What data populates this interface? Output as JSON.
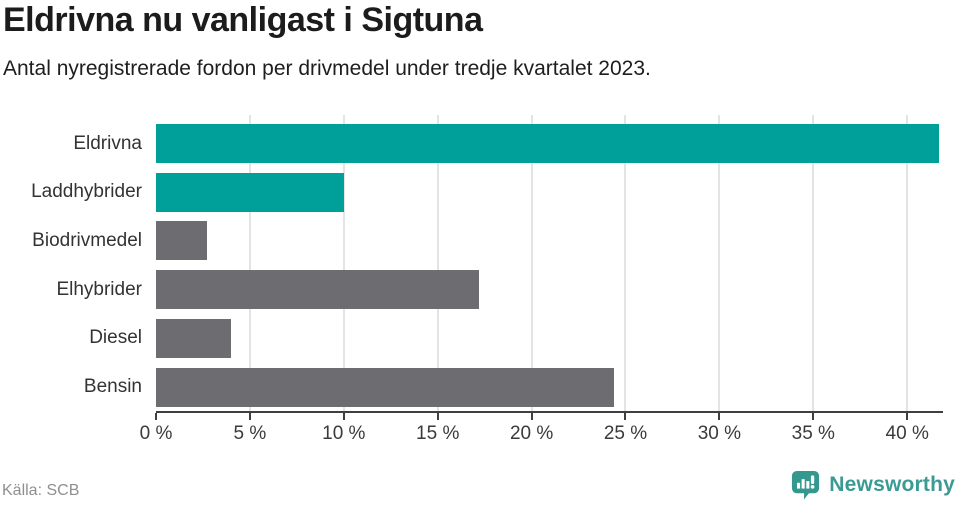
{
  "header": {
    "title": "Eldrivna nu vanligast i Sigtuna",
    "subtitle": "Antal nyregistrerade fordon per drivmedel under tredje kvartalet 2023."
  },
  "footer": {
    "source": "Källa: SCB",
    "brand_name": "Newsworthy"
  },
  "colors": {
    "teal": "#00a09a",
    "gray": "#6d6c71",
    "axis": "#3f3f3f",
    "gridline": "#e4e4e4",
    "brand_teal": "#3b9a94"
  },
  "chart_data": {
    "type": "bar",
    "orientation": "horizontal",
    "title": "Eldrivna nu vanligast i Sigtuna",
    "subtitle": "Antal nyregistrerade fordon per drivmedel under tredje kvartalet 2023.",
    "categories": [
      "Eldrivna",
      "Laddhybrider",
      "Biodrivmedel",
      "Elhybrider",
      "Diesel",
      "Bensin"
    ],
    "values": [
      41.7,
      10.0,
      2.7,
      17.2,
      4.0,
      24.4
    ],
    "unit": "%",
    "bar_colors": [
      "#00a09a",
      "#00a09a",
      "#6d6c71",
      "#6d6c71",
      "#6d6c71",
      "#6d6c71"
    ],
    "xlabel": "",
    "ylabel": "",
    "xlim": [
      0,
      41.8
    ],
    "x_tick_values": [
      0,
      5,
      10,
      15,
      20,
      25,
      30,
      35,
      40
    ],
    "x_tick_labels": [
      "0 %",
      "5 %",
      "10 %",
      "15 %",
      "20 %",
      "25 %",
      "30 %",
      "35 %",
      "40 %"
    ],
    "grid": true,
    "legend": false
  }
}
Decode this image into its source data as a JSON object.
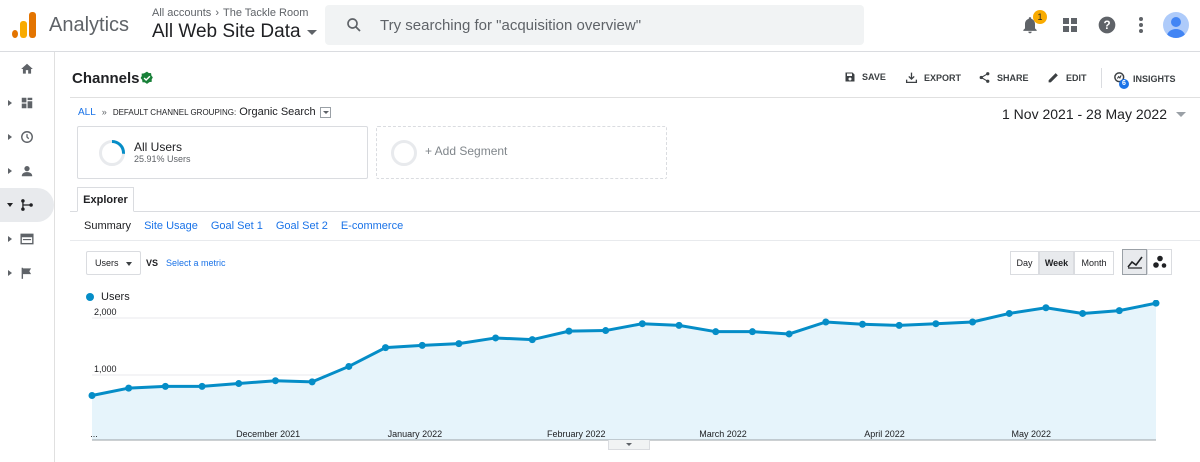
{
  "app": {
    "name": "Analytics",
    "logo": "analytics-logo"
  },
  "account": {
    "crumb_all": "All accounts",
    "crumb_sep": "›",
    "crumb_account": "The Tackle Room",
    "property": "All Web Site Data"
  },
  "search": {
    "placeholder": "Try searching for \"acquisition overview\"",
    "icon": "search-icon"
  },
  "topbar": {
    "notification_count": "1",
    "icons": [
      "bell-icon",
      "apps-grid-icon",
      "help-icon",
      "more-vert-icon",
      "avatar"
    ]
  },
  "leftnav": {
    "items": [
      "home-icon",
      "customization-icon",
      "realtime-icon",
      "audience-icon",
      "acquisition-icon",
      "behavior-icon",
      "conversions-icon"
    ],
    "active": "acquisition-icon"
  },
  "report": {
    "title": "Channels",
    "actions": {
      "save": "SAVE",
      "export": "EXPORT",
      "share": "SHARE",
      "edit": "EDIT",
      "insights": "INSIGHTS"
    },
    "insights_badge": "6"
  },
  "breadcrumb": {
    "all": "ALL",
    "sep": "»",
    "dimension": "DEFAULT CHANNEL GROUPING:",
    "value": "Organic Search"
  },
  "daterange": "1 Nov 2021 - 28 May 2022",
  "segments": {
    "segment1_name": "All Users",
    "segment1_pct": "25.91% Users",
    "segment1_fraction": 0.2591,
    "add": "+ Add Segment"
  },
  "explorer": {
    "tab": "Explorer",
    "subtabs": [
      "Summary",
      "Site Usage",
      "Goal Set 1",
      "Goal Set 2",
      "E-commerce"
    ]
  },
  "metric": {
    "selected": "Users",
    "vs": "VS",
    "select_metric": "Select a metric"
  },
  "period_buttons": [
    "Day",
    "Week",
    "Month"
  ],
  "period_selected": "Week",
  "colors": {
    "series": "#058dc7",
    "fill": "#e6f4fb",
    "accent": "#1a73e8",
    "verified": "#188038"
  },
  "chart_data": {
    "type": "area",
    "series": [
      {
        "name": "Users",
        "values": [
          640,
          770,
          800,
          800,
          850,
          900,
          880,
          1150,
          1480,
          1520,
          1550,
          1650,
          1620,
          1770,
          1780,
          1900,
          1870,
          1760,
          1760,
          1720,
          1930,
          1890,
          1870,
          1900,
          1930,
          2080,
          2180,
          2080,
          2130,
          2260
        ]
      }
    ],
    "x_tick_labels": [
      "...",
      "December 2021",
      "January 2022",
      "February 2022",
      "March 2022",
      "April 2022",
      "May 2022"
    ],
    "x_tick_index": [
      0,
      4.8,
      8.8,
      13.2,
      17.2,
      21.6,
      25.6
    ],
    "y_ticks": [
      1000,
      2000
    ],
    "y_tick_labels": [
      "1,000",
      "2,000"
    ],
    "ylim": [
      0,
      2400
    ],
    "legend": "top-left"
  }
}
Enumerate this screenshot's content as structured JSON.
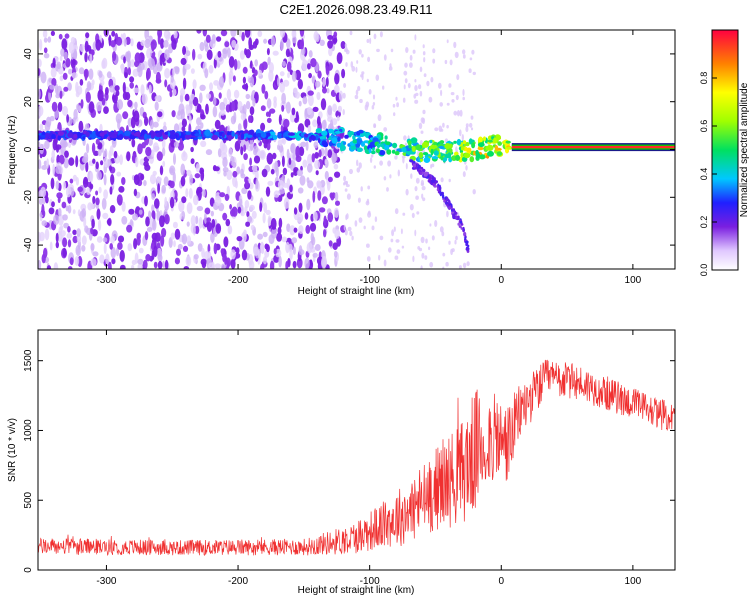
{
  "title": "C2E1.2026.098.23.49.R11",
  "colors": {
    "background": "#ffffff",
    "snr_line": "#f03030",
    "track_center": "#ff2a2a",
    "track_edge": "#00d000"
  },
  "chart_data": [
    {
      "type": "heatmap",
      "xlabel": "Height of straight line (km)",
      "ylabel": "Frequency (Hz)",
      "xlim": [
        -352,
        132
      ],
      "ylim": [
        -50,
        50
      ],
      "xticks": [
        -300,
        -200,
        -100,
        0,
        100
      ],
      "yticks": [
        -40,
        -20,
        0,
        20,
        40
      ],
      "colorbar": {
        "label": "Normalized spectral amplitude",
        "range": [
          0.0,
          1.0
        ],
        "ticks": [
          "0.0",
          "0.2",
          "0.4",
          "0.6",
          "0.8"
        ],
        "tick_values": [
          0.0,
          0.2,
          0.4,
          0.6,
          0.8
        ]
      },
      "features": {
        "noise_region_x": [
          -352,
          -120
        ],
        "track": [
          {
            "x": -352,
            "f": 6,
            "amp": 0.3
          },
          {
            "x": -240,
            "f": 6,
            "amp": 0.3
          },
          {
            "x": -175,
            "f": 6,
            "amp": 0.35
          },
          {
            "x": -130,
            "f": 5,
            "amp": 0.4
          },
          {
            "x": -100,
            "f": 3,
            "amp": 0.45
          },
          {
            "x": -70,
            "f": 0,
            "amp": 0.55
          },
          {
            "x": -40,
            "f": -1,
            "amp": 0.6
          },
          {
            "x": -20,
            "f": 0,
            "amp": 0.75
          },
          {
            "x": 0,
            "f": 2,
            "amp": 0.8
          },
          {
            "x": 8,
            "f": 1,
            "amp": 0.9
          },
          {
            "x": 132,
            "f": 1,
            "amp": 0.9
          }
        ],
        "branch": [
          {
            "x": -70,
            "f": -5
          },
          {
            "x": -50,
            "f": -14
          },
          {
            "x": -30,
            "f": -32
          },
          {
            "x": -25,
            "f": -42
          }
        ]
      }
    },
    {
      "type": "line",
      "xlabel": "Height of straight line (km)",
      "ylabel": "SNR (10 * v/v)",
      "xlim": [
        -352,
        132
      ],
      "ylim": [
        0,
        1720
      ],
      "xticks": [
        -300,
        -200,
        -100,
        0,
        100
      ],
      "yticks": [
        0,
        500,
        1000,
        1500
      ],
      "series": [
        {
          "name": "SNR",
          "envelope": [
            {
              "x": -352,
              "mean": 170,
              "amp": 60
            },
            {
              "x": -250,
              "mean": 160,
              "amp": 55
            },
            {
              "x": -150,
              "mean": 165,
              "amp": 60
            },
            {
              "x": -115,
              "mean": 220,
              "amp": 110
            },
            {
              "x": -90,
              "mean": 320,
              "amp": 170
            },
            {
              "x": -70,
              "mean": 420,
              "amp": 240
            },
            {
              "x": -50,
              "mean": 580,
              "amp": 300
            },
            {
              "x": -30,
              "mean": 700,
              "amp": 380
            },
            {
              "x": -20,
              "mean": 850,
              "amp": 450
            },
            {
              "x": -8,
              "mean": 950,
              "amp": 330
            },
            {
              "x": 5,
              "mean": 900,
              "amp": 300
            },
            {
              "x": 15,
              "mean": 1150,
              "amp": 200
            },
            {
              "x": 35,
              "mean": 1380,
              "amp": 140
            },
            {
              "x": 60,
              "mean": 1340,
              "amp": 130
            },
            {
              "x": 90,
              "mean": 1230,
              "amp": 120
            },
            {
              "x": 132,
              "mean": 1080,
              "amp": 110
            }
          ]
        }
      ]
    }
  ]
}
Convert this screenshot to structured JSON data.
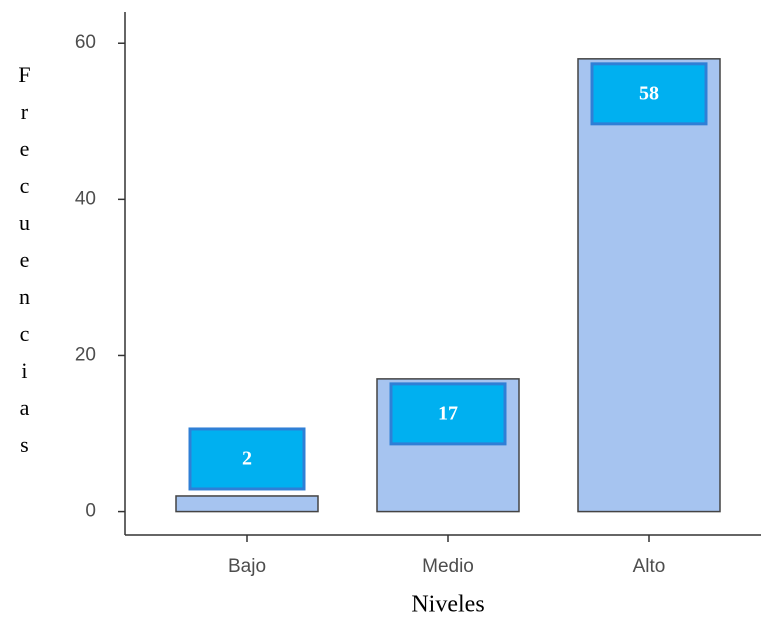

◇ ◇ ◇ ◇ ◇ ◇ ◇

* [WHAT YOU WILL DO]: Scan the listing above and identify each line holding the string "Antal"; copy every such line.

* [FINAL ANSWER]:
    "subtitle": "Antal nyregistrerade fordon per drivmedel under tredje kvartalet 2023."
    "subtitle": "Antal nyregistrerade fordon per drivmedel under tredje kvartalet 2023.",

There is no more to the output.